-------- Exercise materials --------
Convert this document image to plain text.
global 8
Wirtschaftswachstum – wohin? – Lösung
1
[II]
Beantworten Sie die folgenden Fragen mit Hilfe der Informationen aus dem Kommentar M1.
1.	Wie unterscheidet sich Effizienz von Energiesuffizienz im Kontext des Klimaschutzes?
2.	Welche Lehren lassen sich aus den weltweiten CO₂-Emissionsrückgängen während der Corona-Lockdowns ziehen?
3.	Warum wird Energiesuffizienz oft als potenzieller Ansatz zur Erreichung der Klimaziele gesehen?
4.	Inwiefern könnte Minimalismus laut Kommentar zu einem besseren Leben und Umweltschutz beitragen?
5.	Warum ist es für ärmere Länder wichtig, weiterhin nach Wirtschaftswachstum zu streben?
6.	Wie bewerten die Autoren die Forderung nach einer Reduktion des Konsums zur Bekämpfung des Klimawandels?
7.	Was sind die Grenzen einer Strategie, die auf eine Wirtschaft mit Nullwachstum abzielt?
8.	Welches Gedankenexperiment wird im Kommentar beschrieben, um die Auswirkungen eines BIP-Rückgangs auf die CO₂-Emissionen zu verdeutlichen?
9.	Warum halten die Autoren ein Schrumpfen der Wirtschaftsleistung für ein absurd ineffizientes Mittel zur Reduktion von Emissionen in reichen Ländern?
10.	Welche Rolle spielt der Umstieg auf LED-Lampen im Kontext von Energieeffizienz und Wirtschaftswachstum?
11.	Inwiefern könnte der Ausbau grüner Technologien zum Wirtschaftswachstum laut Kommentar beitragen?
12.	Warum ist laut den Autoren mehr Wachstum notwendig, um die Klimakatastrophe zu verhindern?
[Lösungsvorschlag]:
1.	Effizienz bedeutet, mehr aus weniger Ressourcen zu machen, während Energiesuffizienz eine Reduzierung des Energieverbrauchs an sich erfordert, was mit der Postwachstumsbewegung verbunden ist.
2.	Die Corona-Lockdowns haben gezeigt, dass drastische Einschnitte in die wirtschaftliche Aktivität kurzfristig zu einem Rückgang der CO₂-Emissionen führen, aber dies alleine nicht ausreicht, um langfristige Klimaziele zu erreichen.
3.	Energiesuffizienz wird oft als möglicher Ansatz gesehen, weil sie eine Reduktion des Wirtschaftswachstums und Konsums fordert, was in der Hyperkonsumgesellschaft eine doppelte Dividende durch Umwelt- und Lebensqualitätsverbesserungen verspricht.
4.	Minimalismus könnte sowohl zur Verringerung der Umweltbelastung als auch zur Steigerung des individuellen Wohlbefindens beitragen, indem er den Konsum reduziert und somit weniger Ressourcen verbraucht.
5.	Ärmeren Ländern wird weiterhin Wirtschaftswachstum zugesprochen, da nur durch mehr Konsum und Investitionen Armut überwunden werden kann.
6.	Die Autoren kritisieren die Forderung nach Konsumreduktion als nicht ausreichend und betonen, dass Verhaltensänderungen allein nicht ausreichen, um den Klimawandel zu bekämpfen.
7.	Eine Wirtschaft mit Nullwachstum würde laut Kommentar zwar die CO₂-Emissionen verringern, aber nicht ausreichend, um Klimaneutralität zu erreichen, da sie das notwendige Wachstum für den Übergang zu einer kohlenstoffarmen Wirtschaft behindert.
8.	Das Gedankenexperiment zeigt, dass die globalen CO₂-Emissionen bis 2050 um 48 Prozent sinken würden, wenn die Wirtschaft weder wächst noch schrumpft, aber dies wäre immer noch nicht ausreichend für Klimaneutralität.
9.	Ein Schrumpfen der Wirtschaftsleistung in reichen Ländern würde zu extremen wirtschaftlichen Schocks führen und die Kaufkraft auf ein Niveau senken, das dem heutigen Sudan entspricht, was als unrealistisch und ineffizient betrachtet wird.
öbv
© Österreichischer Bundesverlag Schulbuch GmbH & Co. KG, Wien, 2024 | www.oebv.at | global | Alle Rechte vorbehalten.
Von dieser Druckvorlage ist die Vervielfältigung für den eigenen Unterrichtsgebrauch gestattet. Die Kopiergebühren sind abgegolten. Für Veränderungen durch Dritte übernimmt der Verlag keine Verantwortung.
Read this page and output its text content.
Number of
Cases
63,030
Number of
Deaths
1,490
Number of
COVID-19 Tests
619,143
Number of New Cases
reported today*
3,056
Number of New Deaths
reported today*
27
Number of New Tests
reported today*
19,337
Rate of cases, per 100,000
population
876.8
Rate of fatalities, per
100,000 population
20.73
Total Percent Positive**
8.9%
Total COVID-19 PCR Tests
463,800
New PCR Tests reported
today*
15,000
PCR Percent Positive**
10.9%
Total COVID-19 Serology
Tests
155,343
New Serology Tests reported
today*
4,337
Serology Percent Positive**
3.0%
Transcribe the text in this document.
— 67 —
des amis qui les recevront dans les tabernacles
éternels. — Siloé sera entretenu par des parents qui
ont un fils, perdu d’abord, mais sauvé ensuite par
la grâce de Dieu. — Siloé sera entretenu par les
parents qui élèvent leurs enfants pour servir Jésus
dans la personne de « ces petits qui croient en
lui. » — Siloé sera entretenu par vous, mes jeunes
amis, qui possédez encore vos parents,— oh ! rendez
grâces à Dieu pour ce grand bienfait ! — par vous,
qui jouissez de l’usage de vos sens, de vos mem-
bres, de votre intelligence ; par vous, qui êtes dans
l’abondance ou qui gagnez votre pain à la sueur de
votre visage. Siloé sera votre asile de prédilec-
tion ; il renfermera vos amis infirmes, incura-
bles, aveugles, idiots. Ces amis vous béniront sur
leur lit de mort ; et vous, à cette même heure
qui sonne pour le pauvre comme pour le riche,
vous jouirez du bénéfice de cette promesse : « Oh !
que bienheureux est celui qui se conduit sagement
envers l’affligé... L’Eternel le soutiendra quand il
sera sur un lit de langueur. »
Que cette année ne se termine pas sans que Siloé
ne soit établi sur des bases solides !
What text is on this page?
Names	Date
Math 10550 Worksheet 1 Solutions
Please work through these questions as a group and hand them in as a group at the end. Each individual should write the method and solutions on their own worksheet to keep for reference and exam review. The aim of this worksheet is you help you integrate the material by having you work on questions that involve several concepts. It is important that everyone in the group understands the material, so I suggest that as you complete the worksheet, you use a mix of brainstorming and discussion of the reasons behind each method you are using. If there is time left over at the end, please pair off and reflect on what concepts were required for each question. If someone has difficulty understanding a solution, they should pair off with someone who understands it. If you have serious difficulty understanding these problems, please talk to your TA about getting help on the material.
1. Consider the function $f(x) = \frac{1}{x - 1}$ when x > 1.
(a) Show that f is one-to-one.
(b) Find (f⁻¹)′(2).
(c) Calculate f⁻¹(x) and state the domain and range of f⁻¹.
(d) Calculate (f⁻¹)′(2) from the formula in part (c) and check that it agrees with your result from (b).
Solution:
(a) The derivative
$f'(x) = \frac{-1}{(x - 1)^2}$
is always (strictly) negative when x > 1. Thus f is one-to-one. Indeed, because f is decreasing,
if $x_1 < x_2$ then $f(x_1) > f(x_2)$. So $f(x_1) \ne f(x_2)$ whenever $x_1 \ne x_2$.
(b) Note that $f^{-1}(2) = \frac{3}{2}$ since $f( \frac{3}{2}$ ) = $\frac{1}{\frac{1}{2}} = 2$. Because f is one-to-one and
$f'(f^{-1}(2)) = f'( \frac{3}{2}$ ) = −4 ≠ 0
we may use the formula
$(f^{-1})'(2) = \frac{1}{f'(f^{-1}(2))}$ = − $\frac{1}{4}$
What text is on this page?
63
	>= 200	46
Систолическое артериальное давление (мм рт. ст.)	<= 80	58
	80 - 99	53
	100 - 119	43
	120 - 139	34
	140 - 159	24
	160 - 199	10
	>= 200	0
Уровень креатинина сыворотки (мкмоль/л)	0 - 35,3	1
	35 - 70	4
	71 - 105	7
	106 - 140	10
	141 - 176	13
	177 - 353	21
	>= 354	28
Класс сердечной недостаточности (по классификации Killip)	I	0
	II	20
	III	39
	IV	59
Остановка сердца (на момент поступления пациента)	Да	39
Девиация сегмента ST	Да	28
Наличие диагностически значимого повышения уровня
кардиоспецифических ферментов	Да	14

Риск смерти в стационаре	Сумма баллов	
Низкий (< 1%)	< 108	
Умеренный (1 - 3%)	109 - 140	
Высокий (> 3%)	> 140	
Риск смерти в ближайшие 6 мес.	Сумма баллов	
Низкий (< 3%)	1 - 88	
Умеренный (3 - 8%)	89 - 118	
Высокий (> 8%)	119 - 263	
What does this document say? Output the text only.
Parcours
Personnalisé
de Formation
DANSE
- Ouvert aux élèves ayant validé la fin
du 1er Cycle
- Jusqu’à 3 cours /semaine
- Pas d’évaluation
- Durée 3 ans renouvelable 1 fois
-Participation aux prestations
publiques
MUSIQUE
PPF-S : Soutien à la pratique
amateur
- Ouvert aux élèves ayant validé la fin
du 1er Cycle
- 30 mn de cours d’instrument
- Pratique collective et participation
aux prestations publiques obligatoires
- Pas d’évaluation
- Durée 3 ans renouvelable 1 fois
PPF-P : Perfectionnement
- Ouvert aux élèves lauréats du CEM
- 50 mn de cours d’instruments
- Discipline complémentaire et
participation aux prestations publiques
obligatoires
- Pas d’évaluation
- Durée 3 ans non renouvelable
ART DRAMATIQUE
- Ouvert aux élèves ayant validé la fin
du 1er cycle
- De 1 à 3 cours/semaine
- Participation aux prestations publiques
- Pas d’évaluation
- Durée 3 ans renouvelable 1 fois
--------
• [Exercise]: The required output is the number of lines containing the word "Ansatz", and nothing besides.

• [Written solution]: 2